PROMPT — Return the listing word for word, as given.

PROVIDED INFORMATION —
------------------------------
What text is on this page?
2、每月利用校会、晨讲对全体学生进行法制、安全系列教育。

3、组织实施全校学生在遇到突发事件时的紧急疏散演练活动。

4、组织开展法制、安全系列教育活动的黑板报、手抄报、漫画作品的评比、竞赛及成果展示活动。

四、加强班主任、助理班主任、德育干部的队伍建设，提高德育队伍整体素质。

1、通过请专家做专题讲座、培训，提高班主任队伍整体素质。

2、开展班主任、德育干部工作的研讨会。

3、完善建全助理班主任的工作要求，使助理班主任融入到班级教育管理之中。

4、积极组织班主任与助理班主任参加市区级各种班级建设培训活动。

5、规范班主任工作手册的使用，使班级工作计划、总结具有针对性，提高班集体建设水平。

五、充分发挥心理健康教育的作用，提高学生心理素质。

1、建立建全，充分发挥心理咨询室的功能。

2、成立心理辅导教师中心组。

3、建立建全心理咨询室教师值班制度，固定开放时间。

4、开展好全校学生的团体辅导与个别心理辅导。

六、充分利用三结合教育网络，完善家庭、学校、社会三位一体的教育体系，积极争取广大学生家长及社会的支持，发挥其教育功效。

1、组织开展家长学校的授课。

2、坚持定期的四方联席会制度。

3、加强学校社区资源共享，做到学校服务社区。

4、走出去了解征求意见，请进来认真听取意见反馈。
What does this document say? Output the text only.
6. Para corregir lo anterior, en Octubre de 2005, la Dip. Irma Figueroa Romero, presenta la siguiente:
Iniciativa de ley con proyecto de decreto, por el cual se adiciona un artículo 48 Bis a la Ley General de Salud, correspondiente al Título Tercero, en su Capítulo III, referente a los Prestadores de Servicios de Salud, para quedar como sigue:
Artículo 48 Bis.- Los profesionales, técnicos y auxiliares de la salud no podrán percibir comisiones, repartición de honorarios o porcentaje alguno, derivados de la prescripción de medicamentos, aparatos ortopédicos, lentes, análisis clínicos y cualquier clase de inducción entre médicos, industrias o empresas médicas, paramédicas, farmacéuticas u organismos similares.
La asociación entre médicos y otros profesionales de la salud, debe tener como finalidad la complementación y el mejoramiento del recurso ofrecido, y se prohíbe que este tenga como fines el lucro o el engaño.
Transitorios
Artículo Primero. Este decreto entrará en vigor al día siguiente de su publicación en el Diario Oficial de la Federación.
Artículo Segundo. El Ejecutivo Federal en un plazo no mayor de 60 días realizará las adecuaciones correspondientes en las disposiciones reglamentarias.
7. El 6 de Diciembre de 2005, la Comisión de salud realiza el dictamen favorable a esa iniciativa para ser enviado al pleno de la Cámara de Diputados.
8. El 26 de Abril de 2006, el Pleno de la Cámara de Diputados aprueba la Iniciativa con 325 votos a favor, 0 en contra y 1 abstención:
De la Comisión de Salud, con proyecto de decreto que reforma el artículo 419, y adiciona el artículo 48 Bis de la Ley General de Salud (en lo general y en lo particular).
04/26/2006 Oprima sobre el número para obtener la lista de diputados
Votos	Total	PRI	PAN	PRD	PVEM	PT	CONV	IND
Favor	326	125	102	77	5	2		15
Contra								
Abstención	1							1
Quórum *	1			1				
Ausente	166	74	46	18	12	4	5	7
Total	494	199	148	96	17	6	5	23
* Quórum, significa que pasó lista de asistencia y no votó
------------------------------
SOLUTION FOR THIS PROBLEM —
What text is on this page?
2、每月利用校会、晨讲对全体学生进行法制、安全系列教育。

3、组织实施全校学生在遇到突发事件时的紧急疏散演练活动。

4、组织开展法制、安全系列教育活动的黑板报、手抄报、漫画作品的评比、竞赛及成果展示活动。

四、加强班主任、助理班主任、德育干部的队伍建设，提高德育队伍整体素质。

1、通过请专家做专题讲座、培训，提高班主任队伍整体素质。

2、开展班主任、德育干部工作的研讨会。

3、完善建全助理班主任的工作要求，使助理班主任融入到班级教育管理之中。

4、积极组织班主任与助理班主任参加市区级各种班级建设培训活动。

5、规范班主任工作手册的使用，使班级工作计划、总结具有针对性，提高班集体建设水平。

五、充分发挥心理健康教育的作用，提高学生心理素质。

1、建立建全，充分发挥心理咨询室的功能。

2、成立心理辅导教师中心组。

3、建立建全心理咨询室教师值班制度，固定开放时间。

4、开展好全校学生的团体辅导与个别心理辅导。

六、充分利用三结合教育网络，完善家庭、学校、社会三位一体的教育体系，积极争取广大学生家长及社会的支持，发挥其教育功效。

1、组织开展家长学校的授课。

2、坚持定期的四方联席会制度。

3、加强学校社区资源共享，做到学校服务社区。

4、走出去了解征求意见，请进来认真听取意见反馈。
What does this document say? Output the text only.
6. Para corregir lo anterior, en Octubre de 2005, la Dip. Irma Figueroa Romero, presenta la siguiente:
Iniciativa de ley con proyecto de decreto, por el cual se adiciona un artículo 48 Bis a la Ley General de Salud, correspondiente al Título Tercero, en su Capítulo III, referente a los Prestadores de Servicios de Salud, para quedar como sigue:
Artículo 48 Bis.- Los profesionales, técnicos y auxiliares de la salud no podrán percibir comisiones, repartición de honorarios o porcentaje alguno, derivados de la prescripción de medicamentos, aparatos ortopédicos, lentes, análisis clínicos y cualquier clase de inducción entre médicos, industrias o empresas médicas, paramédicas, farmacéuticas u organismos similares.
La asociación entre médicos y otros profesionales de la salud, debe tener como finalidad la complementación y el mejoramiento del recurso ofrecido, y se prohíbe que este tenga como fines el lucro o el engaño.
Transitorios
Artículo Primero. Este decreto entrará en vigor al día siguiente de su publicación en el Diario Oficial de la Federación.
Artículo Segundo. El Ejecutivo Federal en un plazo no mayor de 60 días realizará las adecuaciones correspondientes en las disposiciones reglamentarias.
7. El 6 de Diciembre de 2005, la Comisión de salud realiza el dictamen favorable a esa iniciativa para ser enviado al pleno de la Cámara de Diputados.
8. El 26 de Abril de 2006, el Pleno de la Cámara de Diputados aprueba la Iniciativa con 325 votos a favor, 0 en contra y 1 abstención:
De la Comisión de Salud, con proyecto de decreto que reforma el artículo 419, y adiciona el artículo 48 Bis de la Ley General de Salud (en lo general y en lo particular).
04/26/2006 Oprima sobre el número para obtener la lista de diputados
Votos	Total	PRI	PAN	PRD	PVEM	PT	CONV	IND
Favor	326	125	102	77	5	2		15
Contra								
Abstención	1							1
Quórum *	1			1				
Ausente	166	74	46	18	12	4	5	7
Total	494	199	148	96	17	6	5	23
* Quórum, significa que pasó lista de asistencia y no votó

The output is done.